*PROBLEM REQUIREMENTS*: Pick every line with "раскрутки" from the material below.

*DATA PROVIDED*:
☆ ☆ ☆

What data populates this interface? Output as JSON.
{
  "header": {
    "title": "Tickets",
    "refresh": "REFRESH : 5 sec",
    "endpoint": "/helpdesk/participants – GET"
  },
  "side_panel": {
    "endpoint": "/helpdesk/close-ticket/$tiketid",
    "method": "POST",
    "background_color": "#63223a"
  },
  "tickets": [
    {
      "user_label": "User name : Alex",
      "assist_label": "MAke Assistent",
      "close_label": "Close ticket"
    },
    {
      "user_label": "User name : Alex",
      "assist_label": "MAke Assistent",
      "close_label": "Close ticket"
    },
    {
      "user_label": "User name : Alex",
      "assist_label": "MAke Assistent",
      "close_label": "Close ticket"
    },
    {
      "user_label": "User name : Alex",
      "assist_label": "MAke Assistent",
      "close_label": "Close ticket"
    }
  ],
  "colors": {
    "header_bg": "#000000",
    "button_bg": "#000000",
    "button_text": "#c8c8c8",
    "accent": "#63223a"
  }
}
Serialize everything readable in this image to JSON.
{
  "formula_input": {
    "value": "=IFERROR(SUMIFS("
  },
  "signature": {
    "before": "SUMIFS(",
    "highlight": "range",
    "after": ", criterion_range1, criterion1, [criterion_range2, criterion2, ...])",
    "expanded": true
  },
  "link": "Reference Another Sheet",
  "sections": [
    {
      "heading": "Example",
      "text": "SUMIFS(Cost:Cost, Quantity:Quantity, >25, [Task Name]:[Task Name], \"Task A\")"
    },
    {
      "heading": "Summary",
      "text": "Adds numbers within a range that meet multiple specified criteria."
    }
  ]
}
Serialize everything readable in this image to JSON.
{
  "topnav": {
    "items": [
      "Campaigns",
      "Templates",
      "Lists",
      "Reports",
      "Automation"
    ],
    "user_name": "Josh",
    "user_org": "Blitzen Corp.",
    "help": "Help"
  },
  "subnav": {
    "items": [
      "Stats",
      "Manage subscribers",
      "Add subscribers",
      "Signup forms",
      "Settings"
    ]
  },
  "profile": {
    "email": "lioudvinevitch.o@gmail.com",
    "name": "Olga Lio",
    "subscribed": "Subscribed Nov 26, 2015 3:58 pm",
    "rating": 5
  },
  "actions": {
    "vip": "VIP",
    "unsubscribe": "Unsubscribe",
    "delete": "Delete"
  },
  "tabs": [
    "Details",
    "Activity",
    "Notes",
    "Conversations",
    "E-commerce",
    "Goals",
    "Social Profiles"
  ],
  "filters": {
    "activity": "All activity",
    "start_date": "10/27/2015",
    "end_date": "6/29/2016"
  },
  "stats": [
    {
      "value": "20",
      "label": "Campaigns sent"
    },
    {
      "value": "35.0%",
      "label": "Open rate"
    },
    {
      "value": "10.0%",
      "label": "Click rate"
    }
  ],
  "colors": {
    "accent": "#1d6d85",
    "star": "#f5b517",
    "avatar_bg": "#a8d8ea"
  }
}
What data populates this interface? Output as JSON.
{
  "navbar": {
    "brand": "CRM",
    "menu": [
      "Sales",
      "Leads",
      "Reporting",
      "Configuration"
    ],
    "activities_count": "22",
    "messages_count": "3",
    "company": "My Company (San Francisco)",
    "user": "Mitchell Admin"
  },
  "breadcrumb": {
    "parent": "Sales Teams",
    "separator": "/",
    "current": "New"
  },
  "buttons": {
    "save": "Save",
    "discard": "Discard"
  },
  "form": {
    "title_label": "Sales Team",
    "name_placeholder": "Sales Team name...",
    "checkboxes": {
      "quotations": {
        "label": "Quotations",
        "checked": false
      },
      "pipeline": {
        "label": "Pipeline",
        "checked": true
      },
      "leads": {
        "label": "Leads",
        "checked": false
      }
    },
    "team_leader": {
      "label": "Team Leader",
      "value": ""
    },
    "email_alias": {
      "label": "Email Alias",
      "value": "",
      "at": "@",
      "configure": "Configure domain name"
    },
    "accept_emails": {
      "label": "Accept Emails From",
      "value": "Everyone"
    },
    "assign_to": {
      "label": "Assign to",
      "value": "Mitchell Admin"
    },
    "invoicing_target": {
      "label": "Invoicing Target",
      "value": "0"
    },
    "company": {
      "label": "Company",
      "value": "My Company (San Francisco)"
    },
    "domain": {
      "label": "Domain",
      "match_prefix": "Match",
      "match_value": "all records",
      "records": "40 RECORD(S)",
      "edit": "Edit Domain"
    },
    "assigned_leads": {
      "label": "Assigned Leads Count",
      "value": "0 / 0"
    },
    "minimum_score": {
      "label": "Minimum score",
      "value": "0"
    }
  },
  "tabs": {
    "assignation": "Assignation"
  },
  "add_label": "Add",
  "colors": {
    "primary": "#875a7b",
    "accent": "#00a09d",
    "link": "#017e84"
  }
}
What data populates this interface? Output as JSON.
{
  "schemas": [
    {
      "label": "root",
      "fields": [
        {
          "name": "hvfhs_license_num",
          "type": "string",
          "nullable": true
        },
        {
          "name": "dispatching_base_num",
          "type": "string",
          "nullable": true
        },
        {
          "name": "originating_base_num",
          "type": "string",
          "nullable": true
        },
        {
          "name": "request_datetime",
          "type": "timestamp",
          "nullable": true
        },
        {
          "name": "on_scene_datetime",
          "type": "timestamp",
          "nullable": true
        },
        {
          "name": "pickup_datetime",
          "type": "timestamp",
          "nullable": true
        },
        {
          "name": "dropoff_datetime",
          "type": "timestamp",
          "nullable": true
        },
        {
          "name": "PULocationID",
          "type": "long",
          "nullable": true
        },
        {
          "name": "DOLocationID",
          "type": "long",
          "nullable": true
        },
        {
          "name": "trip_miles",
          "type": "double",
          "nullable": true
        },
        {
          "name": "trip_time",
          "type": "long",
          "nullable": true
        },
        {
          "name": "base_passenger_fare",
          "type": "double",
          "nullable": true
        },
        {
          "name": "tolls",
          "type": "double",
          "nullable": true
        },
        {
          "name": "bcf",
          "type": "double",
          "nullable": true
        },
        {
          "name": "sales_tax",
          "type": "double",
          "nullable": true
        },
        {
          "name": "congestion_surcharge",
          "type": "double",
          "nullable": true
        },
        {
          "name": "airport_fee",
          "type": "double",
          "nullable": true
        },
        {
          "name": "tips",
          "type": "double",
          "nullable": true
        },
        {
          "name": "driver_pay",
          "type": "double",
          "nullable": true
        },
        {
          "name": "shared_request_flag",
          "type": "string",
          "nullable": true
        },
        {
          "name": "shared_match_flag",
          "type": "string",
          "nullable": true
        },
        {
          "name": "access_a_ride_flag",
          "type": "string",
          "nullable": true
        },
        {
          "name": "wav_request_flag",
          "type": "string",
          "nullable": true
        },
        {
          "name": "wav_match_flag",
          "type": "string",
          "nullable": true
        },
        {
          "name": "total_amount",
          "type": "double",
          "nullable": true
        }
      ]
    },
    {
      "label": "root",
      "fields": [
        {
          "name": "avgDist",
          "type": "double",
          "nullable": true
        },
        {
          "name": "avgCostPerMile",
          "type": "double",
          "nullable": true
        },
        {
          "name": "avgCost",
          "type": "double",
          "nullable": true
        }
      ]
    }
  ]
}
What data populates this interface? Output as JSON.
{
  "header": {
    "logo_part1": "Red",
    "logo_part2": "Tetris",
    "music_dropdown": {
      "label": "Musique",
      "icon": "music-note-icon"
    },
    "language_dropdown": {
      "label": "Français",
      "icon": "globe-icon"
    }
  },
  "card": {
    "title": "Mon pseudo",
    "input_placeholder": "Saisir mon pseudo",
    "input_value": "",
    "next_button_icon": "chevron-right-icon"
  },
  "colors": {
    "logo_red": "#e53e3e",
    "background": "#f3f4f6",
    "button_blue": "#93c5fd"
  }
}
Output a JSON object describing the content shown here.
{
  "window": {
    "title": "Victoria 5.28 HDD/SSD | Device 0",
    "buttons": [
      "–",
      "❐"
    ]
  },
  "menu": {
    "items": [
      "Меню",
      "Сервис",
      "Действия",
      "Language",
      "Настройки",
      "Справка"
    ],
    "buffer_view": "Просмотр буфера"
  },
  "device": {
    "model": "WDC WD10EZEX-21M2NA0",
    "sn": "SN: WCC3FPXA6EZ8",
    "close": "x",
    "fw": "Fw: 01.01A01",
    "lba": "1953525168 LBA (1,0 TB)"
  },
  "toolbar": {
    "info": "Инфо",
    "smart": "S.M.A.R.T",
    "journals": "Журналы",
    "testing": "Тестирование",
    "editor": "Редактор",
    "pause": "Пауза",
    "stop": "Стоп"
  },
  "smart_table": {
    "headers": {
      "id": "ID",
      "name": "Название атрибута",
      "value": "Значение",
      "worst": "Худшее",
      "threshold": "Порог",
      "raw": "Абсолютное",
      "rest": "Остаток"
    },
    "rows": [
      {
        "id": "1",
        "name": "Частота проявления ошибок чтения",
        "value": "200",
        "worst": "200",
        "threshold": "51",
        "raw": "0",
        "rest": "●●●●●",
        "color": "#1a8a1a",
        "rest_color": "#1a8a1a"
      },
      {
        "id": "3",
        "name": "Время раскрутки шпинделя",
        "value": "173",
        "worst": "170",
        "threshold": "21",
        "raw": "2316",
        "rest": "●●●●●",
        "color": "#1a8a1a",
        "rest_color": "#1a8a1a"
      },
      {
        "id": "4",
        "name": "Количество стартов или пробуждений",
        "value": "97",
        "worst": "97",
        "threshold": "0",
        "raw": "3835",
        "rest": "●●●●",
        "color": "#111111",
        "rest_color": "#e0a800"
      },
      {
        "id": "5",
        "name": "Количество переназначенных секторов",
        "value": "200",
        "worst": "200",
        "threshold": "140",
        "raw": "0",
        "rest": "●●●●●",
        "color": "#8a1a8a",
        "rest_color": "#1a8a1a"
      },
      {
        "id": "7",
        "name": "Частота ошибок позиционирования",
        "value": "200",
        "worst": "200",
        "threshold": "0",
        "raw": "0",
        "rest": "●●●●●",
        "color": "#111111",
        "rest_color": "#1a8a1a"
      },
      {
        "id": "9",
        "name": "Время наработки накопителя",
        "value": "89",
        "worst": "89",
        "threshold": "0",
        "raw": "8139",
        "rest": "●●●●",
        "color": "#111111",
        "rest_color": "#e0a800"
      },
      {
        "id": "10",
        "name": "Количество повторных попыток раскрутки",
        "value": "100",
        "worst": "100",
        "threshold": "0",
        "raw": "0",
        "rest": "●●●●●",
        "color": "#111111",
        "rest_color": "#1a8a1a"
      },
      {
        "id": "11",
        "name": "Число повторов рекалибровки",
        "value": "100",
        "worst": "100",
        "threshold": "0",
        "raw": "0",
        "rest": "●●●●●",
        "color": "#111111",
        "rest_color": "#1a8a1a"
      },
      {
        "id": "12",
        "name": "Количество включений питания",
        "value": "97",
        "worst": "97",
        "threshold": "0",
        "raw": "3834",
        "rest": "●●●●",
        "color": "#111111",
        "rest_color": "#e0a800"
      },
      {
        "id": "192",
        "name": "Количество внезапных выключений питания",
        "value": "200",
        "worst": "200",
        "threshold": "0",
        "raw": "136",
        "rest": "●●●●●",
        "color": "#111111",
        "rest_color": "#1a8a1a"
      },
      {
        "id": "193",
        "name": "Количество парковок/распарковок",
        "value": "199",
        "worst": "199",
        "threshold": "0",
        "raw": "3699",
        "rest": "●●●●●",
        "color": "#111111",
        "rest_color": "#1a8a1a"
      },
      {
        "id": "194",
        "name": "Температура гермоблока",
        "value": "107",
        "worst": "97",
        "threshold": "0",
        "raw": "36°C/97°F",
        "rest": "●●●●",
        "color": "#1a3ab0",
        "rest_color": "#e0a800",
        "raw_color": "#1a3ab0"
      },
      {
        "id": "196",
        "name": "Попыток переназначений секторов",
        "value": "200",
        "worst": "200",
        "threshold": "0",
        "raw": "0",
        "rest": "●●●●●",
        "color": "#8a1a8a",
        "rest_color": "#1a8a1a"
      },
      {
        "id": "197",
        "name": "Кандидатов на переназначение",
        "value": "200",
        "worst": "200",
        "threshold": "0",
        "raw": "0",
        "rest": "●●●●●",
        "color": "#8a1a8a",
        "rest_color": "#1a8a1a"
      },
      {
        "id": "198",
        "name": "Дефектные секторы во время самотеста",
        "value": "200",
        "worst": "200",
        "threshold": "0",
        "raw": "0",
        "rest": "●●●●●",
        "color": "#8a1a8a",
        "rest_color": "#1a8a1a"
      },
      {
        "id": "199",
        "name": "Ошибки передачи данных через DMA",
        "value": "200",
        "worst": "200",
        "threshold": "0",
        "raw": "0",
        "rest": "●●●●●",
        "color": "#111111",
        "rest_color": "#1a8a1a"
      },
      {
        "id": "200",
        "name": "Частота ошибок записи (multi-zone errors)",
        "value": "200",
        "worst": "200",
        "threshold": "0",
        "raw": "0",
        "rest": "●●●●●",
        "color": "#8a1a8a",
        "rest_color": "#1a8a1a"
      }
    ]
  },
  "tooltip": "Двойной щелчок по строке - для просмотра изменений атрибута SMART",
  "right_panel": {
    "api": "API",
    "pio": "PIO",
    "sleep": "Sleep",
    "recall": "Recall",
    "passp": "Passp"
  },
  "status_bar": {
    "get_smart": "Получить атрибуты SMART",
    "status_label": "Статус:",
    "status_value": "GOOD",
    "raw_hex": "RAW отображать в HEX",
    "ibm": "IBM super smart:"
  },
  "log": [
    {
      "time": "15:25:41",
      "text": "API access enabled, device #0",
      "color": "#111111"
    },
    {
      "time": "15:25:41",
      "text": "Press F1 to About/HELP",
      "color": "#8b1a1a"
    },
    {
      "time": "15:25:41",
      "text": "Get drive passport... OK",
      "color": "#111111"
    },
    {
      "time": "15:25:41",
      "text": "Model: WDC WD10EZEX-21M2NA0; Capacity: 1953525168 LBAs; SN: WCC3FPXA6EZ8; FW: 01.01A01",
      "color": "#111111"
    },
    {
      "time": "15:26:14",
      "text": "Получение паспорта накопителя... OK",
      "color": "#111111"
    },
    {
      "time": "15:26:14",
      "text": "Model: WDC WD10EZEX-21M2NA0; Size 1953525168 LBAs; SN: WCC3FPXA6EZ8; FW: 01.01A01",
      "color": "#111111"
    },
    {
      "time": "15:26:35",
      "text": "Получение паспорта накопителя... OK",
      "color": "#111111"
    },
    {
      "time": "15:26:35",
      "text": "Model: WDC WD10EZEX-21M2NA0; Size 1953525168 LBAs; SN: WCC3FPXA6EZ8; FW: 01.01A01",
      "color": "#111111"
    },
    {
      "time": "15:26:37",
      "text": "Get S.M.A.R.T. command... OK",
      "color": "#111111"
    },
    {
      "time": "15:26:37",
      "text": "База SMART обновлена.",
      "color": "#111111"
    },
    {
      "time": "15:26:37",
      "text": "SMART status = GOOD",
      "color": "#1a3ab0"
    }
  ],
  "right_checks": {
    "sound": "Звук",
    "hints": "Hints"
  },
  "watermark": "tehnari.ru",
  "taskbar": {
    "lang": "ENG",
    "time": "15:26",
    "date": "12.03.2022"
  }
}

☆ ☆ ☆

*RESULT BELOW*:
        "name": "Время раскрутки шпинделя",
        "name": "Количество повторных попыток раскрутки",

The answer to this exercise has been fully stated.